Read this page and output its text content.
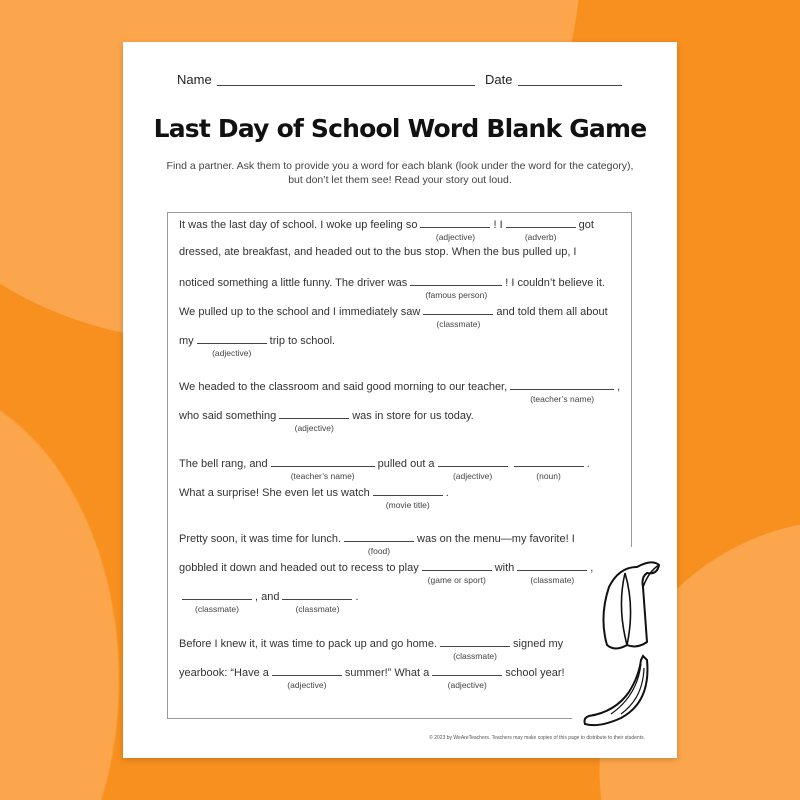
Name	Date
Last Day of School Word Blank Game
Find a partner. Ask them to provide you a word for each blank (look under the word for the category), but don’t let them see! Read your story out loud.
It was the last day of school. I woke up feeling so
(adjective)
! I
(adverb)
got
dressed, ate breakfast, and headed out to the bus stop. When the bus pulled up, I
noticed something a little funny. The driver was
(famous person)
! I couldn’t believe it.
We pulled up to the school and I immediately saw
(classmate)
and told them all about
my
(adjective)
trip to school.
We headed to the classroom and said good morning to our teacher,
(teacher’s name)
,
who said something
(adjective)
was in store for us today.
The bell rang, and
(teacher’s name)
pulled out a
(adjective)	(noun)
.
What a surprise! She even let us watch
(movie title)
.
Pretty soon, it was time for lunch.
(food)
was on the menu—my favorite! I
gobbled it down and headed out to recess to play
(game or sport)
with
(classmate)
,
(classmate)
, and
(classmate)
.
Before I knew it, it was time to pack up and go home.
(classmate)
signed my
yearbook: “Have a
(adjective)
summer!” What a
(adjective)
school year!
© 2023 by WeAreTeachers. Teachers may make copies of this page to distribute to their students.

▬▬▬▬▬▬

● WHAT IS REQUIRED:
Repeat every record precisely. Any picture among them stays out of the copy.

● ANSWER BELOW:
Read this page and output its text content.
Name	Date
Last Day of School Word Blank Game
Find a partner. Ask them to provide you a word for each blank (look under the word for the category), but don’t let them see! Read your story out loud.
It was the last day of school. I woke up feeling so
(adjective)
! I
(adverb)
got
dressed, ate breakfast, and headed out to the bus stop. When the bus pulled up, I
noticed something a little funny. The driver was
(famous person)
! I couldn’t believe it.
We pulled up to the school and I immediately saw
(classmate)
and told them all about
my
(adjective)
trip to school.
We headed to the classroom and said good morning to our teacher,
(teacher’s name)
,
who said something
(adjective)
was in store for us today.
The bell rang, and
(teacher’s name)
pulled out a
(adjective)	(noun)
.
What a surprise! She even let us watch
(movie title)
.
Pretty soon, it was time for lunch.
(food)
was on the menu—my favorite! I
gobbled it down and headed out to recess to play
(game or sport)
with
(classmate)
,
(classmate)
, and
(classmate)
.
Before I knew it, it was time to pack up and go home.
(classmate)
signed my
yearbook: “Have a
(adjective)
summer!” What a
(adjective)
school year!
© 2023 by WeAreTeachers. Teachers may make copies of this page to distribute to their students.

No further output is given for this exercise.